[Stored items from a collection]

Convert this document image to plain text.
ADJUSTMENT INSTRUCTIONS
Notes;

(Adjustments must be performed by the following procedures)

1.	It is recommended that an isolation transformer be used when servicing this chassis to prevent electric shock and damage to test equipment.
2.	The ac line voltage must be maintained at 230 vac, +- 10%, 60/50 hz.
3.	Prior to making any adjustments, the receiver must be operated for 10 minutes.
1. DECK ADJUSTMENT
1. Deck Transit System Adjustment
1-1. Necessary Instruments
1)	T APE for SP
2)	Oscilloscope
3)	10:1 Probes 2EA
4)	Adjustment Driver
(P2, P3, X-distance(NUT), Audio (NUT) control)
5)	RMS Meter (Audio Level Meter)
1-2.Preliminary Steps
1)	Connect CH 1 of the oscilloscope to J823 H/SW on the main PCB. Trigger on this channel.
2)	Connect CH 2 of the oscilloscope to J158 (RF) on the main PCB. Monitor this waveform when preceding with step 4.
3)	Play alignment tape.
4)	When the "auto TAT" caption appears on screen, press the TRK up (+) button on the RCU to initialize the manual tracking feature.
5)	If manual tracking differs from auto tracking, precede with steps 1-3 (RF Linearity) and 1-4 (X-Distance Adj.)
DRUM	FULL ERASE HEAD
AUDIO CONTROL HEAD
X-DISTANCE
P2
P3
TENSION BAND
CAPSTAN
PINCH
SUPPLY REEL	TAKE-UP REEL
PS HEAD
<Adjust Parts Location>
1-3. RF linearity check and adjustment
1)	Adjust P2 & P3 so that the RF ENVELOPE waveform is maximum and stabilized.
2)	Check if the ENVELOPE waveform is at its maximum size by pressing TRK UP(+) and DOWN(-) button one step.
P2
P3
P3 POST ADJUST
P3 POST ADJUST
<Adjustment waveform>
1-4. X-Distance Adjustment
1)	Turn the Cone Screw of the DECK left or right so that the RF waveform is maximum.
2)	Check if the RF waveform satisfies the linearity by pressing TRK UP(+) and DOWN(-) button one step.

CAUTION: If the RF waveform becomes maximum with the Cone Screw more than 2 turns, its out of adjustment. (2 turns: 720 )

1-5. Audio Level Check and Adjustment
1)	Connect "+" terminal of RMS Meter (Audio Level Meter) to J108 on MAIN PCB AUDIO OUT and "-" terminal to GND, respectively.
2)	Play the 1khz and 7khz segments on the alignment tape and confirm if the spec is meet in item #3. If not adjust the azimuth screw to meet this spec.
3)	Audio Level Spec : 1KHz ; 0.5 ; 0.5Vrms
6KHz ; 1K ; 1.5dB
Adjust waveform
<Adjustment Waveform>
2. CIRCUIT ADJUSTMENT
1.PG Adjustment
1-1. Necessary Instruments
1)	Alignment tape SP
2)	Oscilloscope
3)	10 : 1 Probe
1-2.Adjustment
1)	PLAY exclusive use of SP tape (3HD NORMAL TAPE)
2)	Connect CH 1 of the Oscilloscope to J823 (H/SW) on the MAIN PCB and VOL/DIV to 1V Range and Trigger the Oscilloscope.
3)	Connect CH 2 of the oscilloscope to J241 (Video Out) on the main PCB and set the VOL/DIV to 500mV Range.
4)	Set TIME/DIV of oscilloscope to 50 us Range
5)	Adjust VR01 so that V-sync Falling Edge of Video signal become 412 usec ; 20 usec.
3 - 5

Work required:
Please restate the records in full, word for word.

Solution for this task:
Convert this document image to plain text.
ADJUSTMENT INSTRUCTIONS
Notes;

(Adjustments must be performed by the following procedures)

1.	It is recommended that an isolation transformer be used when servicing this chassis to prevent electric shock and damage to test equipment.
2.	The ac line voltage must be maintained at 230 vac, +- 10%, 60/50 hz.
3.	Prior to making any adjustments, the receiver must be operated for 10 minutes.
1. DECK ADJUSTMENT
1. Deck Transit System Adjustment
1-1. Necessary Instruments
1)	T APE for SP
2)	Oscilloscope
3)	10:1 Probes 2EA
4)	Adjustment Driver
(P2, P3, X-distance(NUT), Audio (NUT) control)
5)	RMS Meter (Audio Level Meter)
1-2.Preliminary Steps
1)	Connect CH 1 of the oscilloscope to J823 H/SW on the main PCB. Trigger on this channel.
2)	Connect CH 2 of the oscilloscope to J158 (RF) on the main PCB. Monitor this waveform when preceding with step 4.
3)	Play alignment tape.
4)	When the "auto TAT" caption appears on screen, press the TRK up (+) button on the RCU to initialize the manual tracking feature.
5)	If manual tracking differs from auto tracking, precede with steps 1-3 (RF Linearity) and 1-4 (X-Distance Adj.)
DRUM	FULL ERASE HEAD
AUDIO CONTROL HEAD
X-DISTANCE
P2
P3
TENSION BAND
CAPSTAN
PINCH
SUPPLY REEL	TAKE-UP REEL
PS HEAD
<Adjust Parts Location>
1-3. RF linearity check and adjustment
1)	Adjust P2 & P3 so that the RF ENVELOPE waveform is maximum and stabilized.
2)	Check if the ENVELOPE waveform is at its maximum size by pressing TRK UP(+) and DOWN(-) button one step.
P2
P3
P3 POST ADJUST
P3 POST ADJUST
<Adjustment waveform>
1-4. X-Distance Adjustment
1)	Turn the Cone Screw of the DECK left or right so that the RF waveform is maximum.
2)	Check if the RF waveform satisfies the linearity by pressing TRK UP(+) and DOWN(-) button one step.

CAUTION: If the RF waveform becomes maximum with the Cone Screw more than 2 turns, its out of adjustment. (2 turns: 720 )

1-5. Audio Level Check and Adjustment
1)	Connect "+" terminal of RMS Meter (Audio Level Meter) to J108 on MAIN PCB AUDIO OUT and "-" terminal to GND, respectively.
2)	Play the 1khz and 7khz segments on the alignment tape and confirm if the spec is meet in item #3. If not adjust the azimuth screw to meet this spec.
3)	Audio Level Spec : 1KHz ; 0.5 ; 0.5Vrms
6KHz ; 1K ; 1.5dB
Adjust waveform
<Adjustment Waveform>
2. CIRCUIT ADJUSTMENT
1.PG Adjustment
1-1. Necessary Instruments
1)	Alignment tape SP
2)	Oscilloscope
3)	10 : 1 Probe
1-2.Adjustment
1)	PLAY exclusive use of SP tape (3HD NORMAL TAPE)
2)	Connect CH 1 of the Oscilloscope to J823 (H/SW) on the MAIN PCB and VOL/DIV to 1V Range and Trigger the Oscilloscope.
3)	Connect CH 2 of the oscilloscope to J241 (Video Out) on the main PCB and set the VOL/DIV to 500mV Range.
4)	Set TIME/DIV of oscilloscope to 50 us Range
5)	Adjust VR01 so that V-sync Falling Edge of Video signal become 412 usec ; 20 usec.
3 - 5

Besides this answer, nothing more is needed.